_Data excerpts_:
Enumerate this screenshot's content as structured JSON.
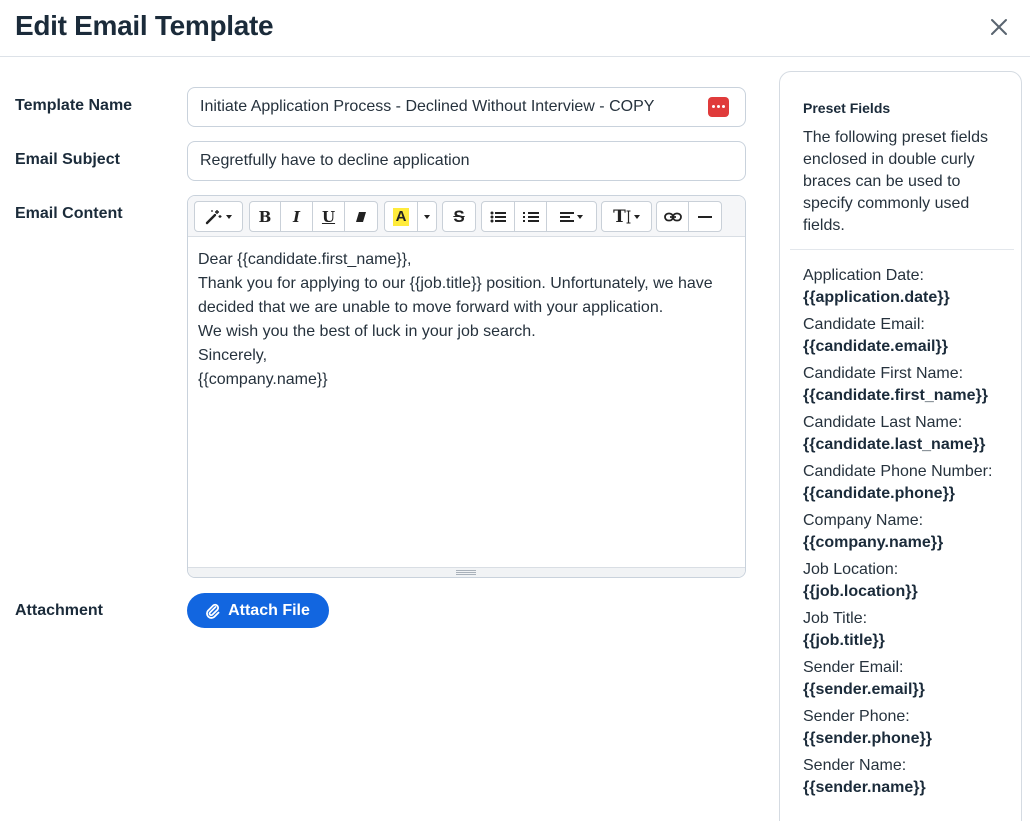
{
  "dialog": {
    "title": "Edit Email Template"
  },
  "form": {
    "template_name_label": "Template Name",
    "template_name_value": "Initiate Application Process - Declined Without Interview - COPY",
    "email_subject_label": "Email Subject",
    "email_subject_value": "Regretfully have to decline application",
    "email_content_label": "Email Content",
    "attachment_label": "Attachment",
    "attach_button_label": "Attach File"
  },
  "editor": {
    "lines": [
      "Dear {{candidate.first_name}},",
      "Thank you for applying to our {{job.title}} position. Unfortunately, we have decided that we are unable to move forward with your application.",
      "We wish you the best of luck in your job search.",
      "Sincerely,",
      "{{company.name}}"
    ],
    "toolbar": {
      "bold": "B",
      "italic": "I",
      "underline": "U",
      "highlight": "A",
      "strikethrough": "S",
      "font_size": "T"
    }
  },
  "preset": {
    "title": "Preset Fields",
    "description": "The following preset fields enclosed in double curly braces can be used to specify commonly used fields.",
    "fields": [
      {
        "label": "Application Date:",
        "code": "{{application.date}}"
      },
      {
        "label": "Candidate Email:",
        "code": "{{candidate.email}}"
      },
      {
        "label": "Candidate First Name:",
        "code": "{{candidate.first_name}}"
      },
      {
        "label": "Candidate Last Name:",
        "code": "{{candidate.last_name}}"
      },
      {
        "label": "Candidate Phone Number:",
        "code": "{{candidate.phone}}"
      },
      {
        "label": "Company Name:",
        "code": "{{company.name}}"
      },
      {
        "label": "Job Location:",
        "code": "{{job.location}}"
      },
      {
        "label": "Job Title:",
        "code": "{{job.title}}"
      },
      {
        "label": "Sender Email:",
        "code": "{{sender.email}}"
      },
      {
        "label": "Sender Phone:",
        "code": "{{sender.phone}}"
      },
      {
        "label": "Sender Name:",
        "code": "{{sender.name}}"
      }
    ]
  },
  "colors": {
    "accent": "#1266e0",
    "password_manager_icon": "#e03b3b",
    "highlight_swatch": "#ffeb3b"
  }
}
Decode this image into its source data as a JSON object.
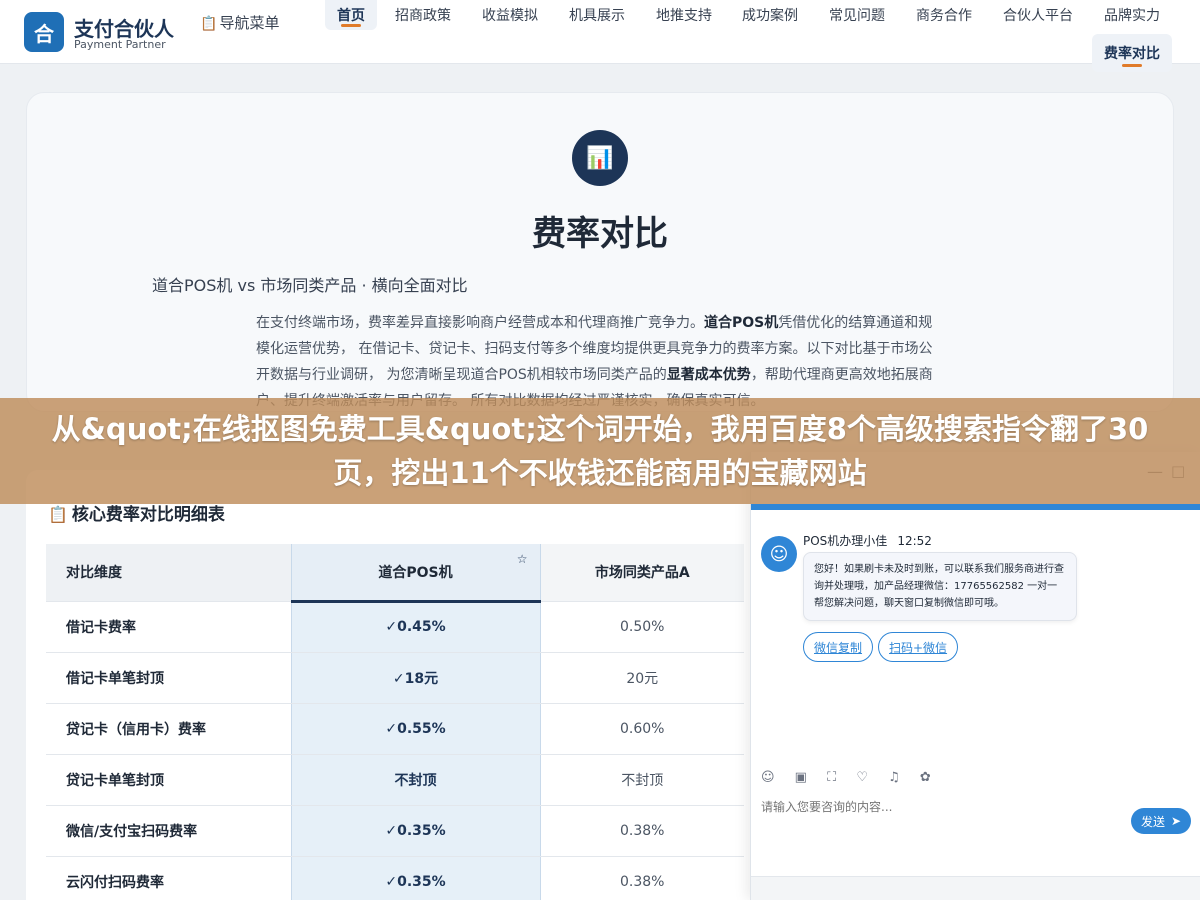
{
  "header": {
    "logo_char": "合",
    "logo_title": "支付合伙人",
    "logo_sub": "Payment Partner",
    "menu_icon": "clipboard-icon",
    "menu_label": "导航菜单",
    "nav": [
      "首页",
      "招商政策",
      "收益模拟",
      "机具展示",
      "地推支持",
      "成功案例",
      "常见问题",
      "商务合作",
      "合伙人平台",
      "品牌实力"
    ],
    "nav_second": "费率对比",
    "active_index": 0
  },
  "hero": {
    "icon": "bar-chart-icon",
    "title": "费率对比",
    "subtitle": "道合POS机 vs 市场同类产品 · 横向全面对比",
    "desc_1": "在支付终端市场，费率差异直接影响商户经营成本和代理商推广竞争力。",
    "desc_bold_1": "道合POS机",
    "desc_2": "凭借优化的结算通道和规模化运营优势， 在借记卡、贷记卡、扫码支付等多个维度均提供更具竞争力的费率方案。以下对比基于市场公开数据与行业调研， 为您清晰呈现道合POS机相较市场同类产品的",
    "desc_bold_2": "显著成本优势",
    "desc_3": "，帮助代理商更高效地拓展商户、提升终端激活率与用户留存。 所有对比数据均经过严谨核实，确保真实可信。"
  },
  "banner": {
    "text": "从&quot;在线抠图免费工具&quot;这个词开始，我用百度8个高级搜索指令翻了30页，挖出11个不收钱还能商用的宝藏网站"
  },
  "table": {
    "heading_icon": "clipboard-icon",
    "heading": "核心费率对比明细表",
    "headers": [
      "对比维度",
      "道合POS机",
      "市场同类产品A"
    ],
    "star": "☆",
    "rows": [
      {
        "dim": "借记卡费率",
        "ours": "✓0.45%",
        "a": "0.50%"
      },
      {
        "dim": "借记卡单笔封顶",
        "ours": "✓18元",
        "a": "20元"
      },
      {
        "dim": "贷记卡（信用卡）费率",
        "ours": "✓0.55%",
        "a": "0.60%"
      },
      {
        "dim": "贷记卡单笔封顶",
        "ours": "不封顶",
        "a": "不封顶"
      },
      {
        "dim": "微信/支付宝扫码费率",
        "ours": "✓0.35%",
        "a": "0.38%"
      },
      {
        "dim": "云闪付扫码费率",
        "ours": "✓0.35%",
        "a": "0.38%"
      }
    ]
  },
  "chat": {
    "minimize": "—",
    "maximize": "□",
    "agent_name": "POS机办理小佳",
    "time": "12:52",
    "message": "您好！如果刷卡未及时到账，可以联系我们服务商进行查询并处理哦，加产品经理微信：17765562582 一对一帮您解决问题，聊天窗口复制微信即可哦。",
    "btn_copy": "微信复制",
    "btn_scan": "扫码+微信",
    "tools": "☺ ▣ ⛶ ♡ ♫ ✿",
    "input_placeholder": "请输入您要咨询的内容...",
    "send": "发送",
    "send_icon": "➤"
  }
}
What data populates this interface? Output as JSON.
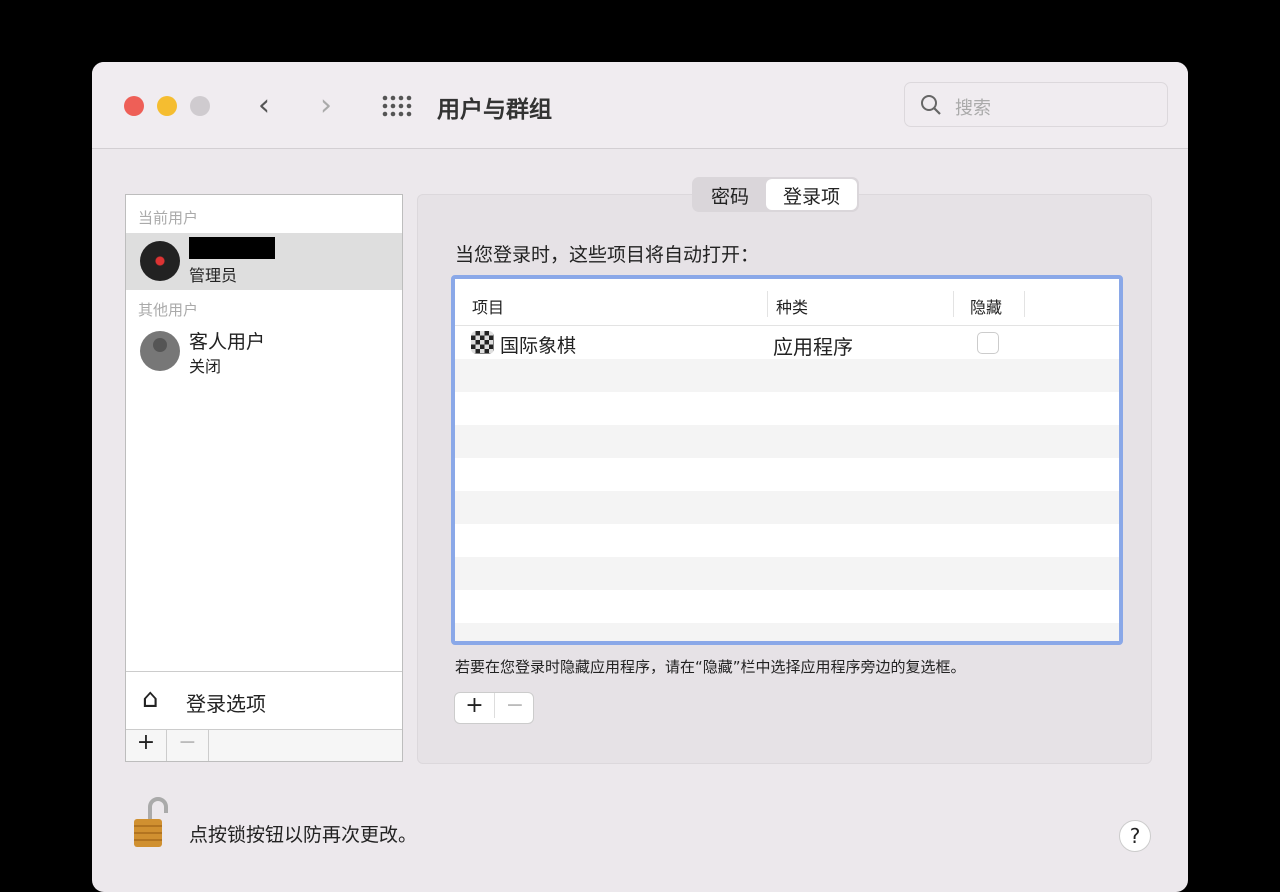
{
  "window": {
    "title": "用户与群组",
    "search_placeholder": "搜索"
  },
  "sidebar": {
    "current_section": "当前用户",
    "current_user": {
      "role": "管理员"
    },
    "other_section": "其他用户",
    "guest": {
      "name": "客人用户",
      "status": "关闭"
    },
    "login_options": "登录选项",
    "add": "+",
    "remove": "−"
  },
  "tabs": [
    {
      "label": "密码"
    },
    {
      "label": "登录项",
      "selected": true
    }
  ],
  "login_items": {
    "heading": "当您登录时，这些项目将自动打开：",
    "columns": [
      "项目",
      "种类",
      "隐藏"
    ],
    "rows": [
      {
        "item": "国际象棋",
        "kind": "应用程序",
        "hidden": false
      }
    ],
    "hint": "若要在您登录时隐藏应用程序，请在“隐藏”栏中选择应用程序旁边的复选框。",
    "add": "+",
    "remove": "−"
  },
  "footer": {
    "lock_text": "点按锁按钮以防再次更改。",
    "help": "?"
  }
}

_Exercise task_:
Reproduce the data above in full, exactly as it is, with the pictures left out.

_Result of this task_:
Enumerate this screenshot's content as structured JSON.
{
  "dialog": {
    "title": "Edit Email Template"
  },
  "form": {
    "template_name_label": "Template Name",
    "template_name_value": "Initiate Application Process - Declined Without Interview - COPY",
    "email_subject_label": "Email Subject",
    "email_subject_value": "Regretfully have to decline application",
    "email_content_label": "Email Content",
    "attachment_label": "Attachment",
    "attach_button_label": "Attach File"
  },
  "editor": {
    "lines": [
      "Dear {{candidate.first_name}},",
      "Thank you for applying to our {{job.title}} position. Unfortunately, we have decided that we are unable to move forward with your application.",
      "We wish you the best of luck in your job search.",
      "Sincerely,",
      "{{company.name}}"
    ],
    "toolbar": {
      "bold": "B",
      "italic": "I",
      "underline": "U",
      "highlight": "A",
      "strikethrough": "S",
      "font_size": "T"
    }
  },
  "preset": {
    "title": "Preset Fields",
    "description": "The following preset fields enclosed in double curly braces can be used to specify commonly used fields.",
    "fields": [
      {
        "label": "Application Date:",
        "code": "{{application.date}}"
      },
      {
        "label": "Candidate Email:",
        "code": "{{candidate.email}}"
      },
      {
        "label": "Candidate First Name:",
        "code": "{{candidate.first_name}}"
      },
      {
        "label": "Candidate Last Name:",
        "code": "{{candidate.last_name}}"
      },
      {
        "label": "Candidate Phone Number:",
        "code": "{{candidate.phone}}"
      },
      {
        "label": "Company Name:",
        "code": "{{company.name}}"
      },
      {
        "label": "Job Location:",
        "code": "{{job.location}}"
      },
      {
        "label": "Job Title:",
        "code": "{{job.title}}"
      },
      {
        "label": "Sender Email:",
        "code": "{{sender.email}}"
      },
      {
        "label": "Sender Phone:",
        "code": "{{sender.phone}}"
      },
      {
        "label": "Sender Name:",
        "code": "{{sender.name}}"
      }
    ]
  },
  "colors": {
    "accent": "#1266e0",
    "password_manager_icon": "#e03b3b",
    "highlight_swatch": "#ffeb3b"
  }
}
Decode this image into its source data as a JSON object.
{
  "header": {
    "logo_char": "合",
    "logo_title": "支付合伙人",
    "logo_sub": "Payment Partner",
    "menu_icon": "clipboard-icon",
    "menu_label": "导航菜单",
    "nav": [
      "首页",
      "招商政策",
      "收益模拟",
      "机具展示",
      "地推支持",
      "成功案例",
      "常见问题",
      "商务合作",
      "合伙人平台",
      "品牌实力"
    ],
    "nav_second": "费率对比",
    "active_index": 0
  },
  "hero": {
    "icon": "bar-chart-icon",
    "title": "费率对比",
    "subtitle": "道合POS机 vs 市场同类产品 · 横向全面对比",
    "desc_1": "在支付终端市场，费率差异直接影响商户经营成本和代理商推广竞争力。",
    "desc_bold_1": "道合POS机",
    "desc_2": "凭借优化的结算通道和规模化运营优势， 在借记卡、贷记卡、扫码支付等多个维度均提供更具竞争力的费率方案。以下对比基于市场公开数据与行业调研， 为您清晰呈现道合POS机相较市场同类产品的",
    "desc_bold_2": "显著成本优势",
    "desc_3": "，帮助代理商更高效地拓展商户、提升终端激活率与用户留存。 所有对比数据均经过严谨核实，确保真实可信。"
  },
  "banner": {
    "text": "从&quot;在线抠图免费工具&quot;这个词开始，我用百度8个高级搜索指令翻了30页，挖出11个不收钱还能商用的宝藏网站"
  },
  "table": {
    "heading_icon": "clipboard-icon",
    "heading": "核心费率对比明细表",
    "headers": [
      "对比维度",
      "道合POS机",
      "市场同类产品A"
    ],
    "star": "☆",
    "rows": [
      {
        "dim": "借记卡费率",
        "ours": "✓0.45%",
        "a": "0.50%"
      },
      {
        "dim": "借记卡单笔封顶",
        "ours": "✓18元",
        "a": "20元"
      },
      {
        "dim": "贷记卡（信用卡）费率",
        "ours": "✓0.55%",
        "a": "0.60%"
      },
      {
        "dim": "贷记卡单笔封顶",
        "ours": "不封顶",
        "a": "不封顶"
      },
      {
        "dim": "微信/支付宝扫码费率",
        "ours": "✓0.35%",
        "a": "0.38%"
      },
      {
        "dim": "云闪付扫码费率",
        "ours": "✓0.35%",
        "a": "0.38%"
      }
    ]
  },
  "chat": {
    "minimize": "—",
    "maximize": "□",
    "agent_name": "POS机办理小佳",
    "time": "12:52",
    "message": "您好！如果刷卡未及时到账，可以联系我们服务商进行查询并处理哦，加产品经理微信：17765562582 一对一帮您解决问题，聊天窗口复制微信即可哦。",
    "btn_copy": "微信复制",
    "btn_scan": "扫码+微信",
    "tools": "☺ ▣ ⛶ ♡ ♫ ✿",
    "input_placeholder": "请输入您要咨询的内容...",
    "send": "发送",
    "send_icon": "➤"
  }
}
What data populates this interface? Output as JSON.
{
  "window": {
    "title": "用户与群组",
    "search_placeholder": "搜索"
  },
  "sidebar": {
    "current_section": "当前用户",
    "current_user": {
      "role": "管理员"
    },
    "other_section": "其他用户",
    "guest": {
      "name": "客人用户",
      "status": "关闭"
    },
    "login_options": "登录选项",
    "add": "+",
    "remove": "−"
  },
  "tabs": [
    {
      "label": "密码"
    },
    {
      "label": "登录项",
      "selected": true
    }
  ],
  "login_items": {
    "heading": "当您登录时，这些项目将自动打开：",
    "columns": [
      "项目",
      "种类",
      "隐藏"
    ],
    "rows": [
      {
        "item": "国际象棋",
        "kind": "应用程序",
        "hidden": false
      }
    ],
    "hint": "若要在您登录时隐藏应用程序，请在“隐藏”栏中选择应用程序旁边的复选框。",
    "add": "+",
    "remove": "−"
  },
  "footer": {
    "lock_text": "点按锁按钮以防再次更改。",
    "help": "?"
  }
}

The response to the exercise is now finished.